Quoted passage:
# Manually rotate diesel



## bc8774 (Mar 5, 2015)

Hey fellas, wondering how to manually rotate the engine on a john Deere 4030. Need to find TDC on injection pump. Thanks


----------



## jhngardner367 (Apr 5, 2011)

When you do,be very careful!
Make sure the fuel is shut off !
Use a type of tool that will ratchet,in case the engine fires!


----------



## sixbales (May 18, 2011)

Find a socket that fits the nut on the crankshaft pulley. Then feed extensions through the crankshaft hole (where the front-mount hydraulic pump drive shaft would go). Put a ratchet on the end. Turn the engine clockwise.


----------



## bc8774 (Mar 5, 2015)

There is an existing hydraulic pump attached to the crankshaft pulley. No place to put a socket.


----------



## bc8774 (Mar 5, 2015)

Provided data:
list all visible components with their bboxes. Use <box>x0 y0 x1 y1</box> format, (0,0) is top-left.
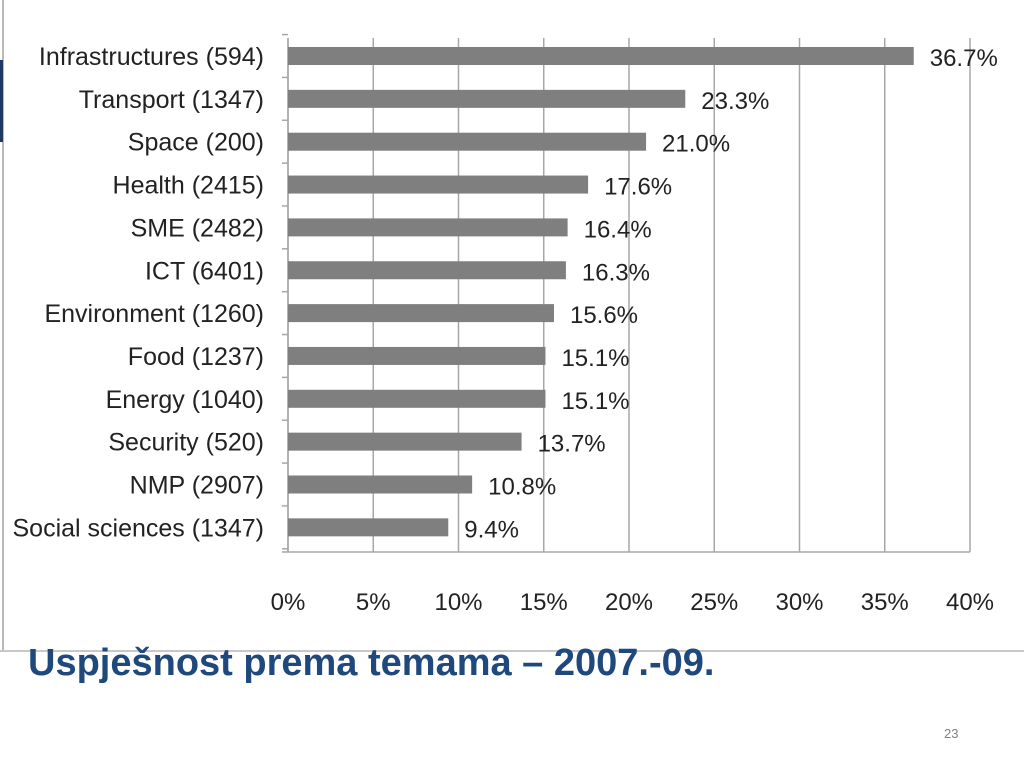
side-accent-marker <box>0 60 3 142</box>
chart-frame: Infrastructures (594) 36.7% Transport (134… <box>0 0 1024 652</box>
bar-chart: Infrastructures (594) 36.7% Transport (134… <box>12 33 998 616</box>
category-label: NMP (2907) <box>130 472 264 500</box>
bar-3 <box>288 175 589 194</box>
bar-0 <box>288 47 914 65</box>
category-label: SME (2482) <box>131 214 264 242</box>
value-label: 15.1% <box>561 345 629 372</box>
x-tick-label: 5% <box>356 589 391 616</box>
bar-6 <box>288 304 554 323</box>
category-label: ICT (6401) <box>145 257 264 285</box>
page-number: 23 <box>944 726 959 741</box>
value-label: 21.0% <box>662 131 730 158</box>
bar-9 <box>288 432 522 451</box>
bar-1 <box>288 89 686 108</box>
x-tick-label: 0% <box>271 589 306 616</box>
frame-bottom-border <box>0 650 1024 652</box>
category-label: Health (2415) <box>113 172 264 200</box>
value-label: 23.3% <box>701 88 769 115</box>
x-tick-label: 30% <box>775 589 823 616</box>
x-tick-label: 10% <box>434 589 482 616</box>
bar-4 <box>288 218 568 237</box>
bar-10 <box>288 475 473 494</box>
category-label: Energy (1040) <box>106 386 264 414</box>
bar-5 <box>288 261 566 280</box>
value-label: 17.6% <box>604 174 672 201</box>
value-label: 10.8% <box>488 474 556 501</box>
bar-7 <box>288 346 546 365</box>
category-label: Security (520) <box>108 429 264 457</box>
category-label: Food (1237) <box>128 343 264 371</box>
value-label: 16.3% <box>582 259 650 286</box>
frame-left-border <box>2 0 4 652</box>
bar-8 <box>288 389 546 408</box>
value-label: 36.7% <box>930 45 998 72</box>
x-tick-label: 20% <box>605 589 653 616</box>
bar-2 <box>288 132 647 151</box>
value-label: 16.4% <box>584 216 652 243</box>
bar-11 <box>288 518 449 537</box>
category-label: Infrastructures (594) <box>39 43 264 71</box>
x-tick-label: 40% <box>946 589 994 616</box>
value-label: 15.6% <box>570 302 638 329</box>
slide-title: Uspješnost prema temama – 2007.-09. <box>28 642 715 684</box>
x-tick-label: 25% <box>690 589 738 616</box>
category-label: Space (200) <box>128 129 264 157</box>
x-tick-label: 15% <box>520 589 568 616</box>
category-label: Social sciences (1347) <box>12 514 264 542</box>
x-tick-label: 35% <box>861 589 909 616</box>
value-label: 13.7% <box>538 431 606 458</box>
value-label: 15.1% <box>561 388 629 415</box>
value-label: 9.4% <box>464 516 519 543</box>
category-label: Environment (1260) <box>44 300 264 328</box>
category-label: Transport (1347) <box>79 86 264 114</box>
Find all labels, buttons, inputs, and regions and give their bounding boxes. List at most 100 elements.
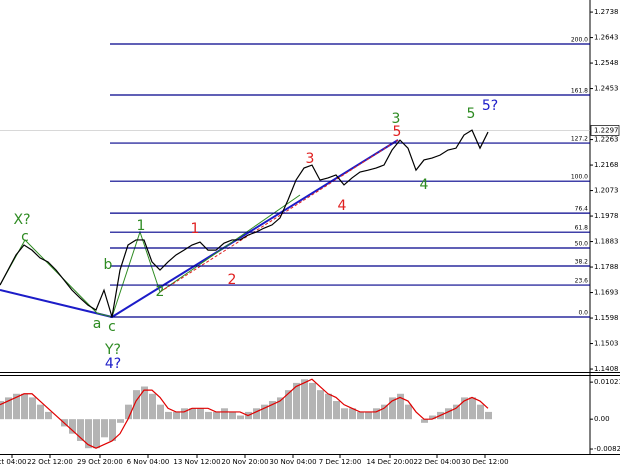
osc-bar xyxy=(109,419,116,441)
osc-bar xyxy=(173,411,180,420)
osc-bar xyxy=(165,411,172,420)
wave-label: 4 xyxy=(420,177,429,193)
osc-bar xyxy=(229,411,236,420)
price-panel xyxy=(0,129,590,318)
osc-bar xyxy=(149,393,156,420)
fib-label: 38.2 xyxy=(575,258,589,265)
x-tick-label: 13 Nov 12:00 xyxy=(173,458,220,466)
osc-bar xyxy=(237,415,244,420)
wave-label: 3 xyxy=(306,151,315,167)
osc-bar xyxy=(157,404,164,420)
osc-bar xyxy=(261,404,268,420)
wave-label: 5 xyxy=(467,106,476,122)
fib-label: 100.0 xyxy=(571,174,588,181)
osc-bar xyxy=(453,404,460,420)
osc-bar xyxy=(333,401,340,420)
osc-bar xyxy=(277,397,284,420)
x-tick-label: 20 Nov 20:00 xyxy=(221,458,268,466)
wave-label: a xyxy=(93,316,102,332)
wave-label: c xyxy=(108,319,116,335)
wave-label: 4? xyxy=(105,356,121,372)
osc-bar xyxy=(349,408,356,420)
osc-bar xyxy=(325,393,332,420)
x-tick-label: 30 Nov 04:00 xyxy=(269,458,316,466)
osc-bar xyxy=(317,390,324,420)
osc-bar xyxy=(397,393,404,420)
wave-label: 3 xyxy=(392,111,401,127)
y-tick-label: 1.1883 xyxy=(594,238,619,246)
fib-label: 200.0 xyxy=(571,37,588,44)
osc-bar xyxy=(85,419,92,449)
osc-bar xyxy=(381,404,388,420)
osc-bar xyxy=(445,408,452,420)
osc-bar xyxy=(0,401,4,420)
osc-bar xyxy=(421,419,428,423)
wave-label: b xyxy=(104,257,113,273)
osc-bar xyxy=(29,397,36,420)
osc-bar xyxy=(141,386,148,420)
osc-bar xyxy=(357,411,364,420)
x-tick-label: 7 Dec 12:00 xyxy=(319,458,362,466)
y-tick-label: 1.2453 xyxy=(594,85,619,93)
channel-line xyxy=(159,139,399,293)
x-tick-label: 30 Dec 12:00 xyxy=(461,458,508,466)
osc-bar xyxy=(133,390,140,420)
fib-levels: 0.0 23.6 38.2 50.0 61.8 76.4 100.0 127.2 161.8 20… xyxy=(110,37,590,318)
x-tick-label: ct 04:00 xyxy=(0,458,27,466)
osc-bar xyxy=(461,397,468,420)
y-tick-label: 1.2263 xyxy=(594,136,619,144)
y-tick-label: 1.1503 xyxy=(594,340,619,348)
osc-bar xyxy=(285,390,292,420)
fib-label: 127.2 xyxy=(571,136,588,143)
osc-bar xyxy=(205,411,212,420)
current-price-box xyxy=(590,125,620,136)
y-tick-label: 1.2738 xyxy=(594,8,619,16)
osc-bar xyxy=(101,419,108,438)
osc-bar xyxy=(221,408,228,420)
fib-label: 61.8 xyxy=(575,225,589,232)
osc-bar xyxy=(469,397,476,420)
osc-bar xyxy=(93,419,100,449)
axes: 1.2738 1.2643 1.2548 1.2453 1.2263 1.2168 1.20… xyxy=(0,8,620,466)
y-tick-label: 1.1978 xyxy=(594,212,619,220)
y-tick-label: 1.1598 xyxy=(594,314,619,322)
osc-bar xyxy=(301,379,308,420)
y-tick-label: 1.2073 xyxy=(594,187,619,195)
current-price-label: 1.2297 xyxy=(594,126,619,134)
osc-bar xyxy=(477,404,484,420)
osc-bar xyxy=(293,382,300,420)
osc-tick-label: 0.00 xyxy=(594,415,610,423)
fib-label: 161.8 xyxy=(571,88,588,95)
wave-label: 5? xyxy=(482,98,498,114)
wave-label: 5 xyxy=(393,124,402,140)
x-tick-label: 6 Nov 04:00 xyxy=(127,458,170,466)
osc-bar xyxy=(253,408,260,420)
osc-bar xyxy=(117,419,124,423)
signal-line xyxy=(0,378,489,449)
fib-label: 0.0 xyxy=(578,309,588,316)
osc-bar xyxy=(341,408,348,420)
osc-bar xyxy=(309,382,316,420)
y-tick-label: 1.2643 xyxy=(594,34,619,42)
wave-label: 2 xyxy=(228,272,237,288)
fib-label: 76.4 xyxy=(575,206,589,213)
osc-bar xyxy=(45,411,52,420)
osc-bar xyxy=(13,393,20,420)
osc-bar xyxy=(21,393,28,420)
fib-label: 23.6 xyxy=(575,278,589,285)
osc-bar xyxy=(5,397,12,420)
osc-bar xyxy=(197,408,204,420)
wave-label: 4 xyxy=(338,198,347,214)
osc-bar xyxy=(77,419,84,441)
osc-bar xyxy=(429,415,436,420)
y-tick-label: 1.2548 xyxy=(594,59,619,67)
osc-bar xyxy=(189,408,196,420)
x-tick-label: 22 Dec 04:00 xyxy=(413,458,460,466)
price-line xyxy=(0,129,489,318)
fib-label: 50.0 xyxy=(575,241,589,248)
osc-bar xyxy=(485,411,492,420)
wave-label: 2 xyxy=(156,284,165,300)
wave-label: X? xyxy=(13,212,30,228)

Exercise set:
**a.** Answer these questions from the thread on manually rotating the diesel engine:
(i) Which tractor does the first poster ask about?
(ii) What should be shut off before the engine is turned by hand?
(iii) In which direction does one reply say to turn the engine?
**b.** Summarize the thread on manually rotating the diesel engine in three sentences.
**c.** Resume the thread on manually rotating the John Deere 4030 engine from the point where it stops.
The records have no role in this exercise.

Per-task answers:
**a.**
(i) A John Deere 4030.
(ii) The fuel.
(iii) Clockwise.

**b.** A poster asks how to manually rotate the engine on a John Deere 4030 to find TDC on the injection pump. One reply warns to shut off the fuel and use a ratcheting tool in case the engine fires. Another suggests fitting a socket on the crankshaft pulley nut through the crankshaft hole and turning clockwise, but the original poster answers that a hydraulic pump is already attached to the pulley, so there is no place for a socket.

**c.**
Manually rotated crank shaft with roosa master fuel injection pump timing window removed. Single fixed line and single line on rotating piece. They now line up. Is this the indication for TDC?


----------



## Fedup (Feb 25, 2014)

Not necessarily. Look for a small cover plate on the bell housing, probably on the right side. That's where it's shown in my 30 series book. Under it will be an access hole to view a portion of the flywheel, and a pointer. There should also be a strip of timing degree marks visible through the opening whenever the crankshaft is near/at TDC on #1.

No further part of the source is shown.